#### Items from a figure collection
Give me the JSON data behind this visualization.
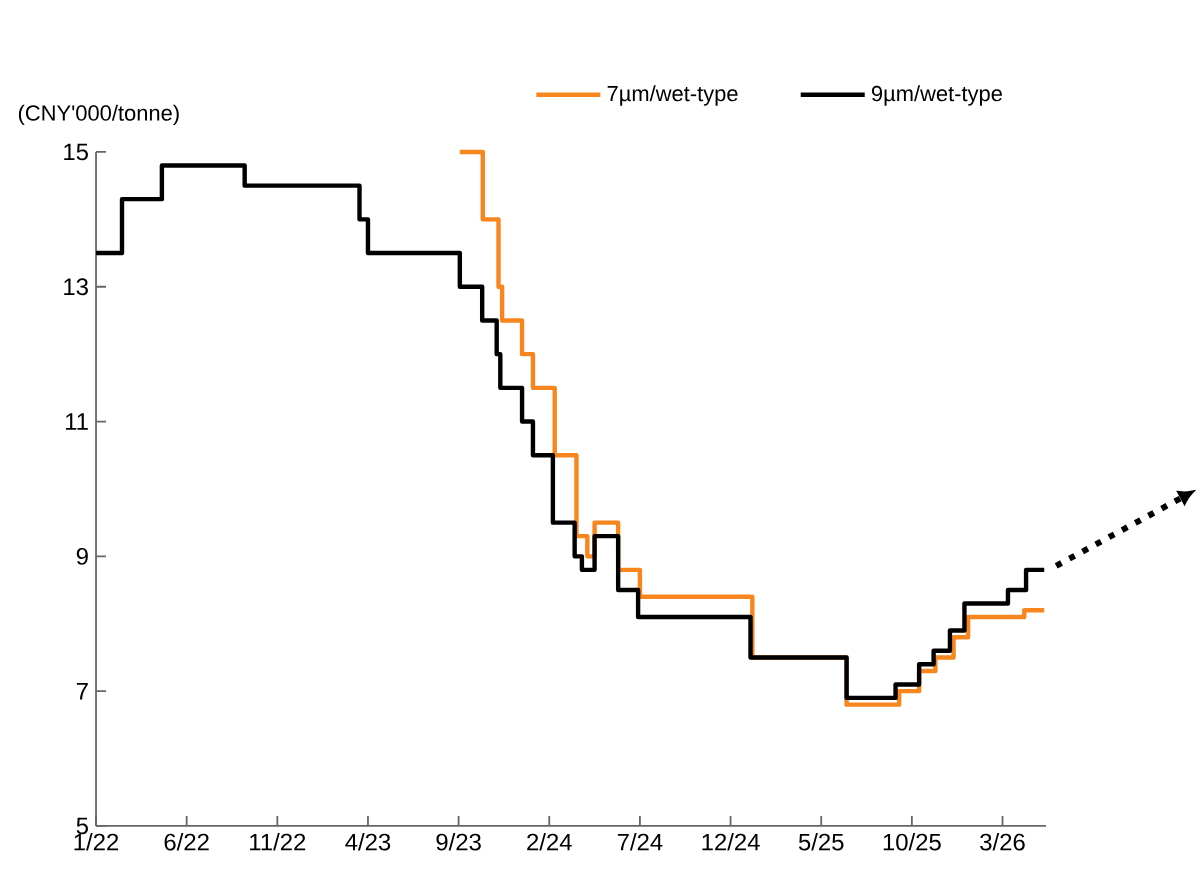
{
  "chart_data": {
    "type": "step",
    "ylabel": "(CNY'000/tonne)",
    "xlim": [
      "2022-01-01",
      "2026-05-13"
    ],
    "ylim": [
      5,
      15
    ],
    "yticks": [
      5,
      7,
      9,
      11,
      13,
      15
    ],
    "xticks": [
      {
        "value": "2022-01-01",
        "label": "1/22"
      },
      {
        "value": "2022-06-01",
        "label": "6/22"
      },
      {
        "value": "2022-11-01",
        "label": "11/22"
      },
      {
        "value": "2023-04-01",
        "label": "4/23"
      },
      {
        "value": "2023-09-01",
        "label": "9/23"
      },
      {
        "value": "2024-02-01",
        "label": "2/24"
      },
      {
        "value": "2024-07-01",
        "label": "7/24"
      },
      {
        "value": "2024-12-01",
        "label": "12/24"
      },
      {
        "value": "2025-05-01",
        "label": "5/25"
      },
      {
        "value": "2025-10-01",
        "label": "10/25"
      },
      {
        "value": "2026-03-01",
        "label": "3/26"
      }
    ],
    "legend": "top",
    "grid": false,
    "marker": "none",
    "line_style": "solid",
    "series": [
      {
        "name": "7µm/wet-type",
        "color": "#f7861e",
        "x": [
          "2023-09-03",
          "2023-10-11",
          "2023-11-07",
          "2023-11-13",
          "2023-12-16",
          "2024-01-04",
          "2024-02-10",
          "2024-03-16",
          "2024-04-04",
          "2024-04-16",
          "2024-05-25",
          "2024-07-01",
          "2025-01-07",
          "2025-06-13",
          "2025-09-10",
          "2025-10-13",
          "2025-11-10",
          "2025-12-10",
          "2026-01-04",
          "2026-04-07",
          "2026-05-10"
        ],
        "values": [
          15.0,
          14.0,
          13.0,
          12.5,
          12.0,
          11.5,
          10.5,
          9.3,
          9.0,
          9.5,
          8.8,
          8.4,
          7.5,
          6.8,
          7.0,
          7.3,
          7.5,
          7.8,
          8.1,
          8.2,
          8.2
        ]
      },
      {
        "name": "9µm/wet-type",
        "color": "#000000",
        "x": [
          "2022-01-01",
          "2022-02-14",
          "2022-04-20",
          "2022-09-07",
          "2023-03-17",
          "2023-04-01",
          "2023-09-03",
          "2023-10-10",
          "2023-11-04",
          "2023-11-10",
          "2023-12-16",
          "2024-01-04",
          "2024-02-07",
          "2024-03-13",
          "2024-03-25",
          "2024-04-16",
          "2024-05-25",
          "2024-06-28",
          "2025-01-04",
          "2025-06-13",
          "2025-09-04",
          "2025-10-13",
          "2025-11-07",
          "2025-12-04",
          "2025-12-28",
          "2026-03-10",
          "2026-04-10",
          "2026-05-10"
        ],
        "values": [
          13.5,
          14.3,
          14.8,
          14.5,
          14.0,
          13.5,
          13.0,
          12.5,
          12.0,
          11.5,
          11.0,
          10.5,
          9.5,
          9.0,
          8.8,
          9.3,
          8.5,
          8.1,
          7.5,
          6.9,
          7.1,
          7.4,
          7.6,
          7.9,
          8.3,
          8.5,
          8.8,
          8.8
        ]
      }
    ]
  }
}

#### What needs to be done
Copy each line above precisely, dropping the pictures.

#### Solution for this exercise
Give me the JSON data behind this visualization.
{
  "chart_data": {
    "type": "step",
    "ylabel": "(CNY'000/tonne)",
    "xlim": [
      "2022-01-01",
      "2026-05-13"
    ],
    "ylim": [
      5,
      15
    ],
    "yticks": [
      5,
      7,
      9,
      11,
      13,
      15
    ],
    "xticks": [
      {
        "value": "2022-01-01",
        "label": "1/22"
      },
      {
        "value": "2022-06-01",
        "label": "6/22"
      },
      {
        "value": "2022-11-01",
        "label": "11/22"
      },
      {
        "value": "2023-04-01",
        "label": "4/23"
      },
      {
        "value": "2023-09-01",
        "label": "9/23"
      },
      {
        "value": "2024-02-01",
        "label": "2/24"
      },
      {
        "value": "2024-07-01",
        "label": "7/24"
      },
      {
        "value": "2024-12-01",
        "label": "12/24"
      },
      {
        "value": "2025-05-01",
        "label": "5/25"
      },
      {
        "value": "2025-10-01",
        "label": "10/25"
      },
      {
        "value": "2026-03-01",
        "label": "3/26"
      }
    ],
    "legend": "top",
    "grid": false,
    "marker": "none",
    "line_style": "solid",
    "series": [
      {
        "name": "7µm/wet-type",
        "color": "#f7861e",
        "x": [
          "2023-09-03",
          "2023-10-11",
          "2023-11-07",
          "2023-11-13",
          "2023-12-16",
          "2024-01-04",
          "2024-02-10",
          "2024-03-16",
          "2024-04-04",
          "2024-04-16",
          "2024-05-25",
          "2024-07-01",
          "2025-01-07",
          "2025-06-13",
          "2025-09-10",
          "2025-10-13",
          "2025-11-10",
          "2025-12-10",
          "2026-01-04",
          "2026-04-07",
          "2026-05-10"
        ],
        "values": [
          15.0,
          14.0,
          13.0,
          12.5,
          12.0,
          11.5,
          10.5,
          9.3,
          9.0,
          9.5,
          8.8,
          8.4,
          7.5,
          6.8,
          7.0,
          7.3,
          7.5,
          7.8,
          8.1,
          8.2,
          8.2
        ]
      },
      {
        "name": "9µm/wet-type",
        "color": "#000000",
        "x": [
          "2022-01-01",
          "2022-02-14",
          "2022-04-20",
          "2022-09-07",
          "2023-03-17",
          "2023-04-01",
          "2023-09-03",
          "2023-10-10",
          "2023-11-04",
          "2023-11-10",
          "2023-12-16",
          "2024-01-04",
          "2024-02-07",
          "2024-03-13",
          "2024-03-25",
          "2024-04-16",
          "2024-05-25",
          "2024-06-28",
          "2025-01-04",
          "2025-06-13",
          "2025-09-04",
          "2025-10-13",
          "2025-11-07",
          "2025-12-04",
          "2025-12-28",
          "2026-03-10",
          "2026-04-10",
          "2026-05-10"
        ],
        "values": [
          13.5,
          14.3,
          14.8,
          14.5,
          14.0,
          13.5,
          13.0,
          12.5,
          12.0,
          11.5,
          11.0,
          10.5,
          9.5,
          9.0,
          8.8,
          9.3,
          8.5,
          8.1,
          7.5,
          6.9,
          7.1,
          7.4,
          7.6,
          7.9,
          8.3,
          8.5,
          8.8,
          8.8
        ]
      }
    ]
  }
}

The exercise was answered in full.